[Start]
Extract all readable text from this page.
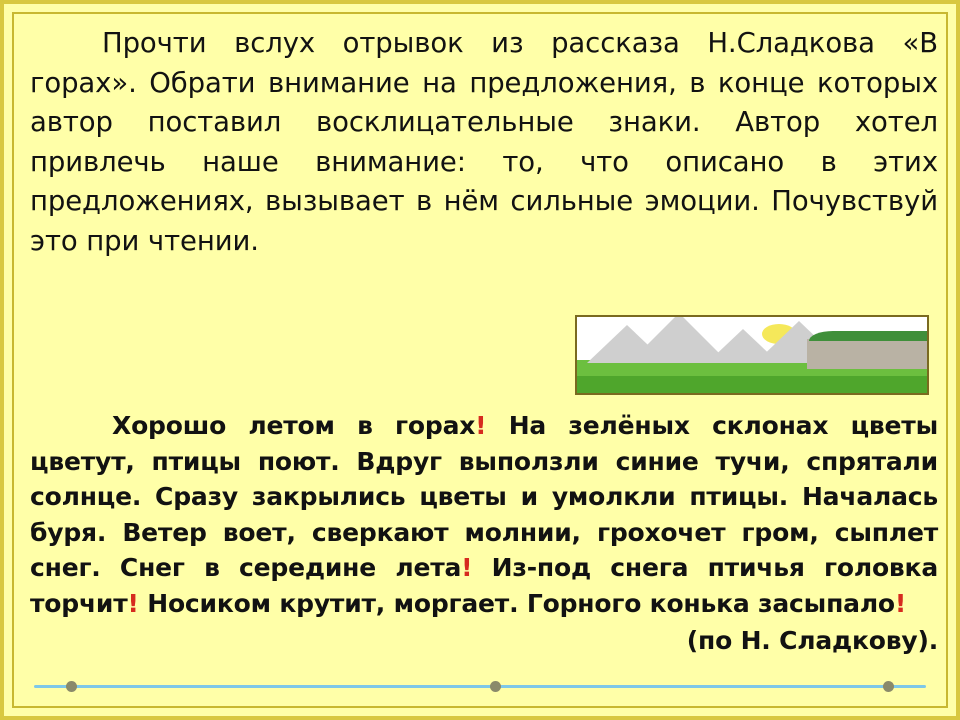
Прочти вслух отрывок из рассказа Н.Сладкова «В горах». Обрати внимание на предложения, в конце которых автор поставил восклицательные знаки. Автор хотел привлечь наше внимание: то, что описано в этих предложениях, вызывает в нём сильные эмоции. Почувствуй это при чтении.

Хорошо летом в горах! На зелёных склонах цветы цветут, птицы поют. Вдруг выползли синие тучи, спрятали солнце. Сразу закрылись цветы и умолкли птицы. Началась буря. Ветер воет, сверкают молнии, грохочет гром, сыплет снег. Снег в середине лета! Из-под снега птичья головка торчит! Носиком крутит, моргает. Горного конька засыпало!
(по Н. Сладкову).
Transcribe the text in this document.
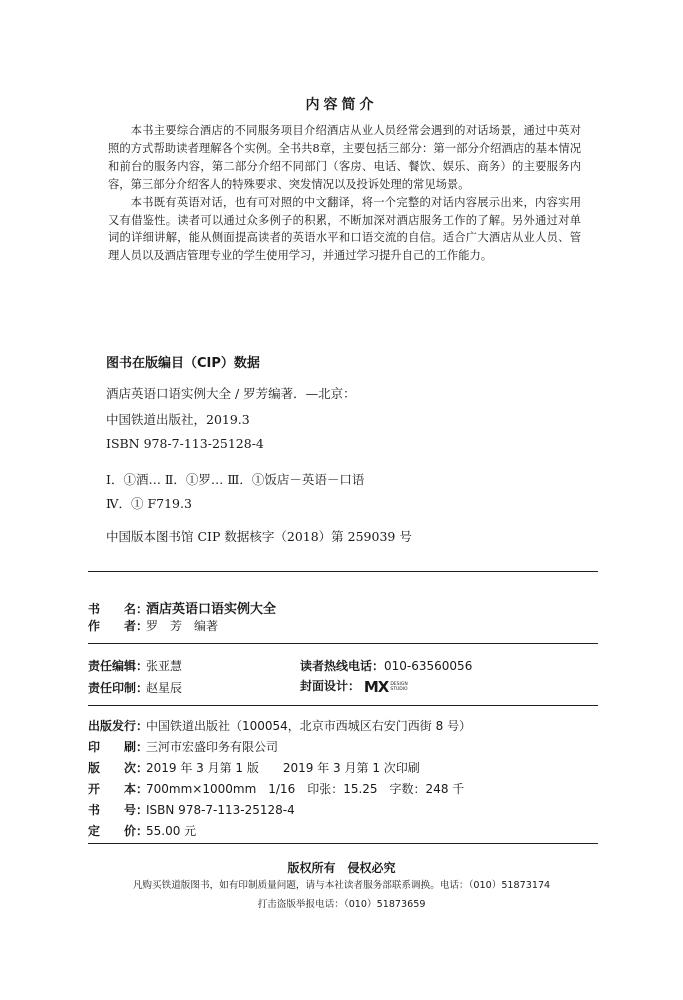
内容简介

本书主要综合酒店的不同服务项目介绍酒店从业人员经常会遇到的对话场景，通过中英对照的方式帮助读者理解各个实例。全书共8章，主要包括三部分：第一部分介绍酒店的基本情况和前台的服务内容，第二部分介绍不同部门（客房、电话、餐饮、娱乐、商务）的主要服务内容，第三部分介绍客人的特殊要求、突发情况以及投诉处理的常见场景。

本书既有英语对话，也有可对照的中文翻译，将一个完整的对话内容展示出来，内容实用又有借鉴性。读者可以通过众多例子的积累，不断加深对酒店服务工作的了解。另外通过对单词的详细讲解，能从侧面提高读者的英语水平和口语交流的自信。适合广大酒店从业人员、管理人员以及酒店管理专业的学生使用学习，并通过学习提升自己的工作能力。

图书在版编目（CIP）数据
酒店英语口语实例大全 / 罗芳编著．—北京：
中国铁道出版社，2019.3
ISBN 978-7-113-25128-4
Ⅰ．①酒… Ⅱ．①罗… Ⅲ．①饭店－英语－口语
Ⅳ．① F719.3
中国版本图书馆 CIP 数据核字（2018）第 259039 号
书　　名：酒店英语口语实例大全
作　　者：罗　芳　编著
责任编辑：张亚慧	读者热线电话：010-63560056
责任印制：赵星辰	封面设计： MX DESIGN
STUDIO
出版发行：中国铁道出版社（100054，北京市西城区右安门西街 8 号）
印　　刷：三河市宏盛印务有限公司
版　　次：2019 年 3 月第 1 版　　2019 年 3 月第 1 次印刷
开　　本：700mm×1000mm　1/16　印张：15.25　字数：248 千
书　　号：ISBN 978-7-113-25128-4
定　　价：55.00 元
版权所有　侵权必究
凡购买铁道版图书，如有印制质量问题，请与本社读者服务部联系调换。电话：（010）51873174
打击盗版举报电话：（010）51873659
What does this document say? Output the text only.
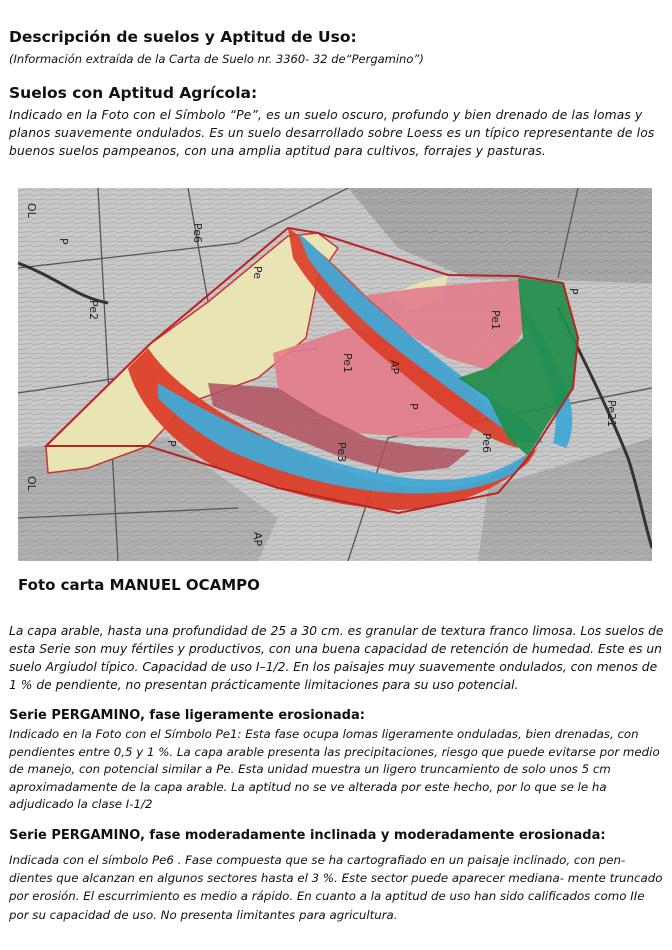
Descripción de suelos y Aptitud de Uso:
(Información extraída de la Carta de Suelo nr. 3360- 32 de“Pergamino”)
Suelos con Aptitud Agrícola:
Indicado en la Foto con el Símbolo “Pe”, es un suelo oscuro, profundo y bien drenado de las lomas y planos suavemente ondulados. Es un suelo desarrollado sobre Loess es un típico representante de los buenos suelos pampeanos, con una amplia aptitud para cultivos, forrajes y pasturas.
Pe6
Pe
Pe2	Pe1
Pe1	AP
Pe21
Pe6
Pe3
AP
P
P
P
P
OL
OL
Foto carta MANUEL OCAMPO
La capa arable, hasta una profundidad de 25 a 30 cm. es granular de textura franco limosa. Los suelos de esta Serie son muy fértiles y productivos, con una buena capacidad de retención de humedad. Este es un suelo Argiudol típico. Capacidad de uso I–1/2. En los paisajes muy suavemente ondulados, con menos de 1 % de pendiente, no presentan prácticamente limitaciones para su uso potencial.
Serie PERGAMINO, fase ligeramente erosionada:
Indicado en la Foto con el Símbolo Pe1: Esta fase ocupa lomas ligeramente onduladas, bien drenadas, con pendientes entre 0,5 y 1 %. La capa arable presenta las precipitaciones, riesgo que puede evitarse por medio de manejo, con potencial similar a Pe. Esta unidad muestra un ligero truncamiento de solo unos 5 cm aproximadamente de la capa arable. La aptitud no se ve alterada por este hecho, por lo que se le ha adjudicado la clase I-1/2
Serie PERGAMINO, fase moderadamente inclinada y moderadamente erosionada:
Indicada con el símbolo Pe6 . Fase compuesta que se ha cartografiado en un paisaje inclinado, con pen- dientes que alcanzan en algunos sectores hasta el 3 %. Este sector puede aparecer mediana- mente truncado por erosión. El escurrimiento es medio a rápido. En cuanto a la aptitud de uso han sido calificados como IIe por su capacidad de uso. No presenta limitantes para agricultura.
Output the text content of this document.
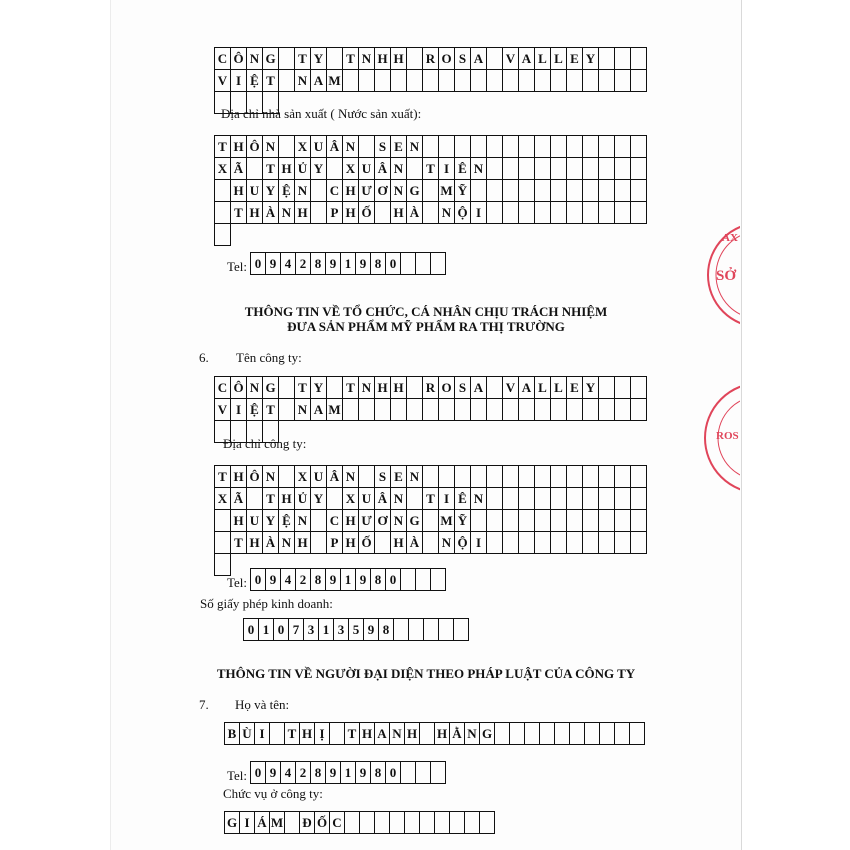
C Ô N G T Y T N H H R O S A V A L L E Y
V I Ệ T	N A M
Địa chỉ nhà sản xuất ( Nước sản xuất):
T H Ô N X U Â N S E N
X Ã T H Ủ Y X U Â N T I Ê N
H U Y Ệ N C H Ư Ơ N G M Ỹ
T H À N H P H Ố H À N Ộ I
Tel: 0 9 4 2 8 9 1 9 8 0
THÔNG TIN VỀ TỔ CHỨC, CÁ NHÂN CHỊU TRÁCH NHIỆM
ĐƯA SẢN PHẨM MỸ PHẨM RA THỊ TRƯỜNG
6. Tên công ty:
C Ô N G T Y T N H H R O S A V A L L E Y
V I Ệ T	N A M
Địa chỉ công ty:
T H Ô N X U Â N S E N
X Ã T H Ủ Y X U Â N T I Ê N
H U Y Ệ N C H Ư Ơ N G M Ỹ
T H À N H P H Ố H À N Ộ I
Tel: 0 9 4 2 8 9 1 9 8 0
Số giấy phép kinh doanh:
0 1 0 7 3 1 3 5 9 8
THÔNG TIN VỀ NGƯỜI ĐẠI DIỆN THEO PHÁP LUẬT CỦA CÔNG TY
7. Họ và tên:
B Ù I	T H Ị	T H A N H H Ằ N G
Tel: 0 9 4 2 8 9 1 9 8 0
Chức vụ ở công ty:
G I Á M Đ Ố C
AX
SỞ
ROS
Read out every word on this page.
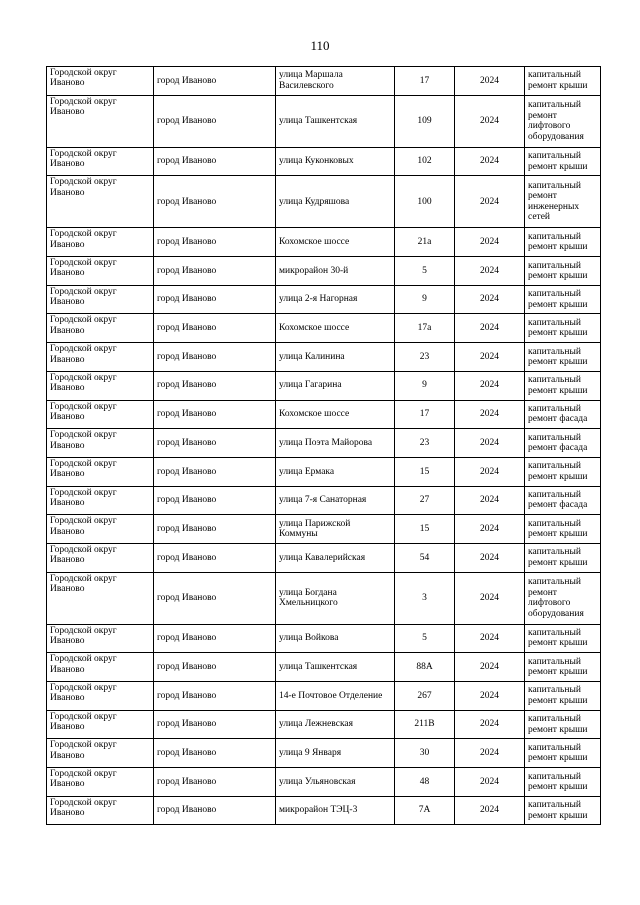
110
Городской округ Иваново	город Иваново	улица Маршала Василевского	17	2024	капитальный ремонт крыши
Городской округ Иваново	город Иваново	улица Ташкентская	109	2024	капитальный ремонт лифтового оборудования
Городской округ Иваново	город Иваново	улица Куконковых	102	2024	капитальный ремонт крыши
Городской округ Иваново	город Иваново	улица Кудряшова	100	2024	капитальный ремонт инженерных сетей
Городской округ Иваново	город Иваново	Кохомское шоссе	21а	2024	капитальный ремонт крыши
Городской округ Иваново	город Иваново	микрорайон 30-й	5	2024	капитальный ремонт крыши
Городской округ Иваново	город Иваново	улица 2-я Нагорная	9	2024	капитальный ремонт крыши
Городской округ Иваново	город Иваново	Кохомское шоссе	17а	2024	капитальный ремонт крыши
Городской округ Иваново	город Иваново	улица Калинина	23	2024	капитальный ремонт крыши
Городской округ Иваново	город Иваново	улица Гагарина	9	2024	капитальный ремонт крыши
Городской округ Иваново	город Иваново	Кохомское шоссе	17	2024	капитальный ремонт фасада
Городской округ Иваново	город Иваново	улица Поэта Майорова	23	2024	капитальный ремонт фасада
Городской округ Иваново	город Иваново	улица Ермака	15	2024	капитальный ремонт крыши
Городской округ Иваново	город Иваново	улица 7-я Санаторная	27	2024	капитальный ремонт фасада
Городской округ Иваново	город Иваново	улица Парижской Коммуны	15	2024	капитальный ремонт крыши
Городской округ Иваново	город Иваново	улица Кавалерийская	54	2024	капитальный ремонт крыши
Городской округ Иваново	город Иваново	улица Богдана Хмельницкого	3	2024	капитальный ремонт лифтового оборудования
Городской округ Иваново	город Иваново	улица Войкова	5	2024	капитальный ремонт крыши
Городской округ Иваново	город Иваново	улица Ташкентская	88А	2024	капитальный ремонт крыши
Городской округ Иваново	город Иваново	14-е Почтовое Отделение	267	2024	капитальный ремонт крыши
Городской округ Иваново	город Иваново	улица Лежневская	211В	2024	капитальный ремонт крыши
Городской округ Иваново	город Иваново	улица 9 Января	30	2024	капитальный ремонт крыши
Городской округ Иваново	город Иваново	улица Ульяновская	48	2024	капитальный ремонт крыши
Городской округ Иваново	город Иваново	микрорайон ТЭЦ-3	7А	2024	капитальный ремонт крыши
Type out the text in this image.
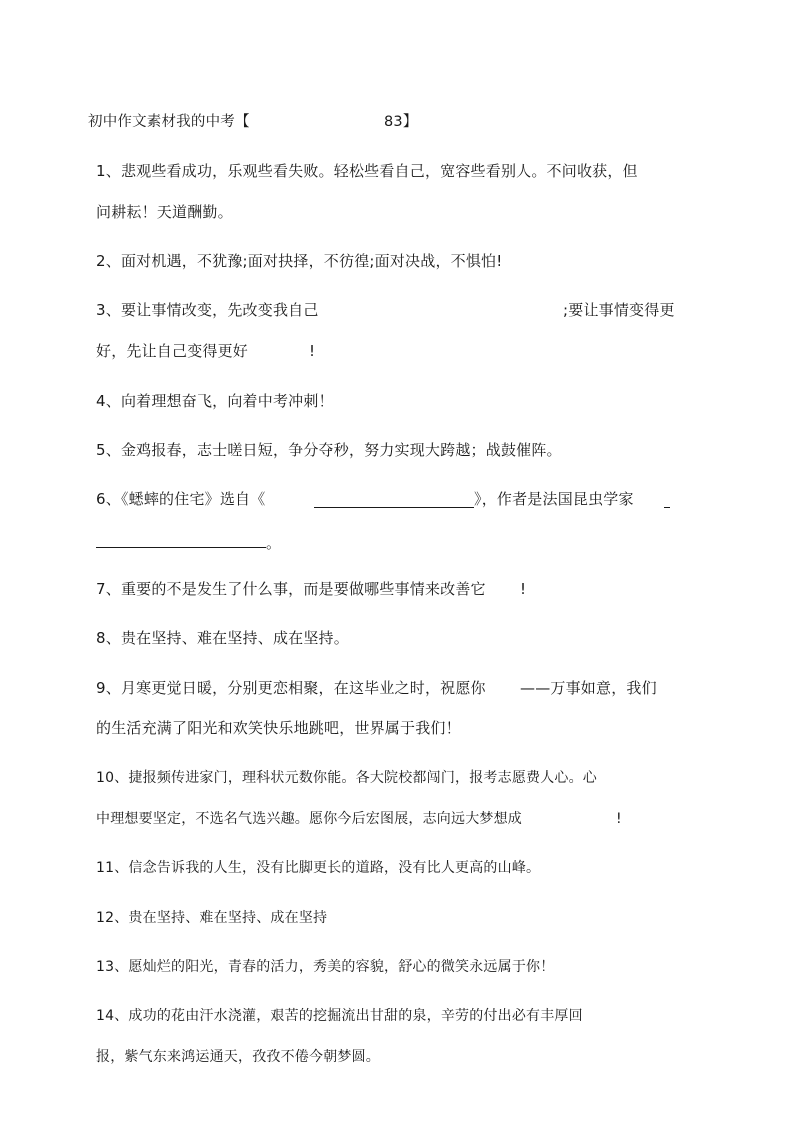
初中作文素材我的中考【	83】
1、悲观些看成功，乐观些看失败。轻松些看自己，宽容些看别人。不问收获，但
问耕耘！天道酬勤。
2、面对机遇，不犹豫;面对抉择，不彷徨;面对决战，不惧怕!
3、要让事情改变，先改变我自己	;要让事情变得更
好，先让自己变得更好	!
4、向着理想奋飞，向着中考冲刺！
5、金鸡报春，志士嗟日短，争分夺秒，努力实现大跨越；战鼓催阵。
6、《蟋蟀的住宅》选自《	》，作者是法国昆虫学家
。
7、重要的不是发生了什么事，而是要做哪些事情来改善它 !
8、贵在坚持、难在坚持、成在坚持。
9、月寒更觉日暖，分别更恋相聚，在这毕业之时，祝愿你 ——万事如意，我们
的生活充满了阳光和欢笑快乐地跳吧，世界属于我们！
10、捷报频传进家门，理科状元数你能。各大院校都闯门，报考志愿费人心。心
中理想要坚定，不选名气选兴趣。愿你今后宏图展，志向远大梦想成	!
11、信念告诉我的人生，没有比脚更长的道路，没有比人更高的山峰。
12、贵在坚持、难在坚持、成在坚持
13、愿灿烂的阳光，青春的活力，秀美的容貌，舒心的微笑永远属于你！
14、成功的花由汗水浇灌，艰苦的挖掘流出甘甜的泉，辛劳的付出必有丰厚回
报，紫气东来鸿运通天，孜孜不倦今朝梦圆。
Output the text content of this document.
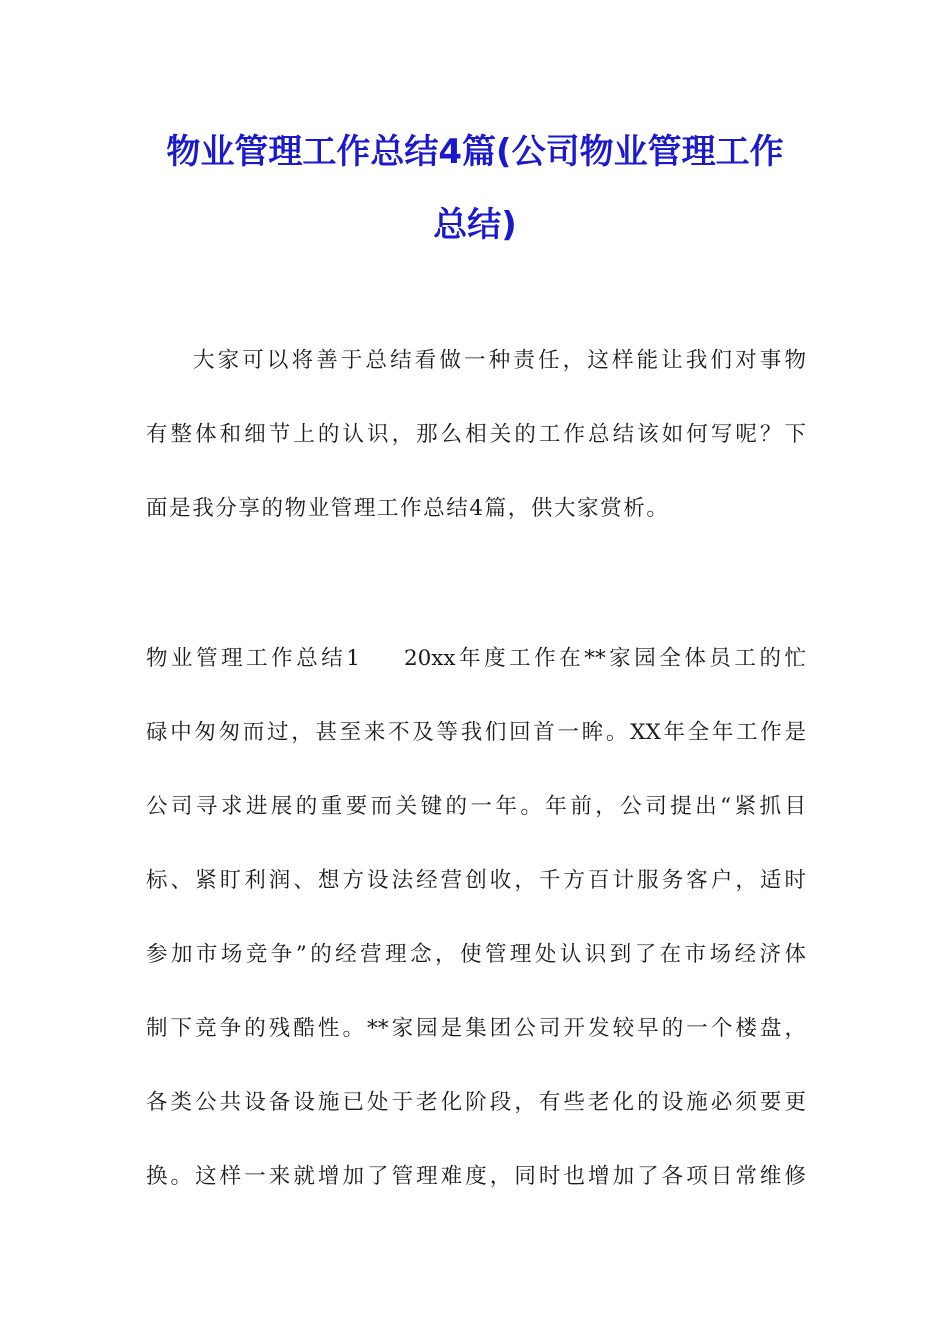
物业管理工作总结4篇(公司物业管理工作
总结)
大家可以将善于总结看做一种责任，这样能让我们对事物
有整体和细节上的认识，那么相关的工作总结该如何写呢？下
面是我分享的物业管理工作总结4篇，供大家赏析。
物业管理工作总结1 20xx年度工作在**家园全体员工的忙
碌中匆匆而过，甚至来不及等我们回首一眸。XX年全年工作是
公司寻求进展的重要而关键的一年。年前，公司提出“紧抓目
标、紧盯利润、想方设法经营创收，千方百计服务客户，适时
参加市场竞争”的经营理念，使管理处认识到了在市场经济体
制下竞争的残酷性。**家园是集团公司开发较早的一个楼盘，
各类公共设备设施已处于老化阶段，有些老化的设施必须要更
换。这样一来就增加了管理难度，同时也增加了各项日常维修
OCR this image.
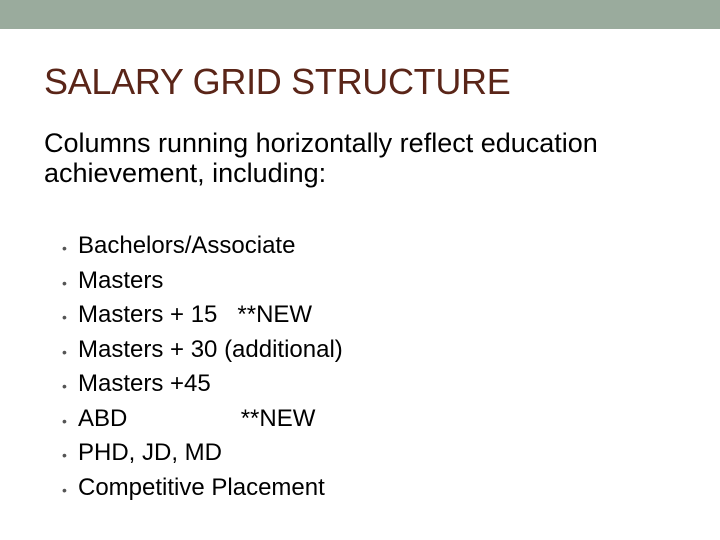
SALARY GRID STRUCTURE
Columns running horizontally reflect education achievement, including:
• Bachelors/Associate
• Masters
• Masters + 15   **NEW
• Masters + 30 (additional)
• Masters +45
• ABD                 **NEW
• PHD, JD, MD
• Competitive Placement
[End]
**GIVEN EXERCISE:** Give the number of lines in the entries that include the string "шоссе", and nothing more.

**CORRECT RESPONSE:** 3